Short exercise: It is required that all of the data be written out exactly.

Records from a data collection

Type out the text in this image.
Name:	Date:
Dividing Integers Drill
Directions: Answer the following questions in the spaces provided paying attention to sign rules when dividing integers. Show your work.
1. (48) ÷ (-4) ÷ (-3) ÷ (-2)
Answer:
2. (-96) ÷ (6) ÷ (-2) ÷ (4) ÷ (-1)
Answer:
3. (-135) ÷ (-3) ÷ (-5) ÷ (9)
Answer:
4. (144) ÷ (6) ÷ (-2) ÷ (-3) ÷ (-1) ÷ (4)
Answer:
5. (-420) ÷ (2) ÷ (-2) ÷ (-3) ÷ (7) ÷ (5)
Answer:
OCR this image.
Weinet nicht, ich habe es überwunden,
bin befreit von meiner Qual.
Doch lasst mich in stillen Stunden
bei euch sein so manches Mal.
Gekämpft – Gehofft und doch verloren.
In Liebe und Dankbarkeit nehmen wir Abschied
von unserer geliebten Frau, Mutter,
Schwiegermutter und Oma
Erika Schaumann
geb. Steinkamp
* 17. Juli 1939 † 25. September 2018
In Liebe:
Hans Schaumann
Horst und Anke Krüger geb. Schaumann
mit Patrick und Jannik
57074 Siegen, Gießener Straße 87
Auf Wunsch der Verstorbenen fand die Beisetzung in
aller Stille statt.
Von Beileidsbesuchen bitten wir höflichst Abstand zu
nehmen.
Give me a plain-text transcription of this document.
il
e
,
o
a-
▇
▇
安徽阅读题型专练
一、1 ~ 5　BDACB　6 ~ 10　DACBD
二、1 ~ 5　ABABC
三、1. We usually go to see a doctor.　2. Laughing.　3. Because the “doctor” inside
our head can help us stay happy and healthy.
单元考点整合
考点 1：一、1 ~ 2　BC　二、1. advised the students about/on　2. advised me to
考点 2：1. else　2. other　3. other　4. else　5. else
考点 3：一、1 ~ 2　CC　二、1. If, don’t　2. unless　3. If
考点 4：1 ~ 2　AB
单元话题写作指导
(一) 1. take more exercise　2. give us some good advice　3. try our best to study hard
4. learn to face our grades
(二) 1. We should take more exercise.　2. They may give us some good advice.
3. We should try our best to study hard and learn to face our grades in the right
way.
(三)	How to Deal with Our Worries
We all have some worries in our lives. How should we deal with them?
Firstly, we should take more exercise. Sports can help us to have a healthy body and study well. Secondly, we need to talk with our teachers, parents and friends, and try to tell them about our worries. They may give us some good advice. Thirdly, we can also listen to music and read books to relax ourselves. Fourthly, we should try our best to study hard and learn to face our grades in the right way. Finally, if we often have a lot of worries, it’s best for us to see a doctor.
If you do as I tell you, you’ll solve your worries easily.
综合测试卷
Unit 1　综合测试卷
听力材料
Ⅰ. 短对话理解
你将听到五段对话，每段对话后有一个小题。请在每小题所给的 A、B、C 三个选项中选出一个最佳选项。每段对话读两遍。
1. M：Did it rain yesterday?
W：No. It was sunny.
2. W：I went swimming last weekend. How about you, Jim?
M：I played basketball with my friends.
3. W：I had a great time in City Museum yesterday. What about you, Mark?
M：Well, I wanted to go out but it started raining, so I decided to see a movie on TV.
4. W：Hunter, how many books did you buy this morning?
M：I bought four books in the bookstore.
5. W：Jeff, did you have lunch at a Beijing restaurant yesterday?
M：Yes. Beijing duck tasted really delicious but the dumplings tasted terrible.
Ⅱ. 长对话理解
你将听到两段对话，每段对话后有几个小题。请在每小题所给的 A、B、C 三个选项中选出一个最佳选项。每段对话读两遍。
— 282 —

Written answer:
Type out the text in this image.
Name:	Date:
Dividing Integers Drill
Directions: Answer the following questions in the spaces provided paying attention to sign rules when dividing integers. Show your work.
1. (48) ÷ (-4) ÷ (-3) ÷ (-2)
Answer:
2. (-96) ÷ (6) ÷ (-2) ÷ (4) ÷ (-1)
Answer:
3. (-135) ÷ (-3) ÷ (-5) ÷ (9)
Answer:
4. (144) ÷ (6) ÷ (-2) ÷ (-3) ÷ (-1) ÷ (4)
Answer:
5. (-420) ÷ (2) ÷ (-2) ÷ (-3) ÷ (7) ÷ (5)
Answer:
OCR this image.
Weinet nicht, ich habe es überwunden,
bin befreit von meiner Qual.
Doch lasst mich in stillen Stunden
bei euch sein so manches Mal.
Gekämpft – Gehofft und doch verloren.
In Liebe und Dankbarkeit nehmen wir Abschied
von unserer geliebten Frau, Mutter,
Schwiegermutter und Oma
Erika Schaumann
geb. Steinkamp
* 17. Juli 1939 † 25. September 2018
In Liebe:
Hans Schaumann
Horst und Anke Krüger geb. Schaumann
mit Patrick und Jannik
57074 Siegen, Gießener Straße 87
Auf Wunsch der Verstorbenen fand die Beisetzung in
aller Stille statt.
Von Beileidsbesuchen bitten wir höflichst Abstand zu
nehmen.
Give me a plain-text transcription of this document.
il
e
,
o
a-
▇
▇
安徽阅读题型专练
一、1 ~ 5　BDACB　6 ~ 10　DACBD
二、1 ~ 5　ABABC
三、1. We usually go to see a doctor.　2. Laughing.　3. Because the “doctor” inside
our head can help us stay happy and healthy.
单元考点整合
考点 1：一、1 ~ 2　BC　二、1. advised the students about/on　2. advised me to
考点 2：1. else　2. other　3. other　4. else　5. else
考点 3：一、1 ~ 2　CC　二、1. If, don’t　2. unless　3. If
考点 4：1 ~ 2　AB
单元话题写作指导
(一) 1. take more exercise　2. give us some good advice　3. try our best to study hard
4. learn to face our grades
(二) 1. We should take more exercise.　2. They may give us some good advice.
3. We should try our best to study hard and learn to face our grades in the right
way.
(三)	How to Deal with Our Worries
We all have some worries in our lives. How should we deal with them?
Firstly, we should take more exercise. Sports can help us to have a healthy body and study well. Secondly, we need to talk with our teachers, parents and friends, and try to tell them about our worries. They may give us some good advice. Thirdly, we can also listen to music and read books to relax ourselves. Fourthly, we should try our best to study hard and learn to face our grades in the right way. Finally, if we often have a lot of worries, it’s best for us to see a doctor.
If you do as I tell you, you’ll solve your worries easily.
综合测试卷
Unit 1　综合测试卷
听力材料
Ⅰ. 短对话理解
你将听到五段对话，每段对话后有一个小题。请在每小题所给的 A、B、C 三个选项中选出一个最佳选项。每段对话读两遍。
1. M：Did it rain yesterday?
W：No. It was sunny.
2. W：I went swimming last weekend. How about you, Jim?
M：I played basketball with my friends.
3. W：I had a great time in City Museum yesterday. What about you, Mark?
M：Well, I wanted to go out but it started raining, so I decided to see a movie on TV.
4. W：Hunter, how many books did you buy this morning?
M：I bought four books in the bookstore.
5. W：Jeff, did you have lunch at a Beijing restaurant yesterday?
M：Yes. Beijing duck tasted really delicious but the dumplings tasted terrible.
Ⅱ. 长对话理解
你将听到两段对话，每段对话后有几个小题。请在每小题所给的 A、B、C 三个选项中选出一个最佳选项。每段对话读两遍。
— 282 —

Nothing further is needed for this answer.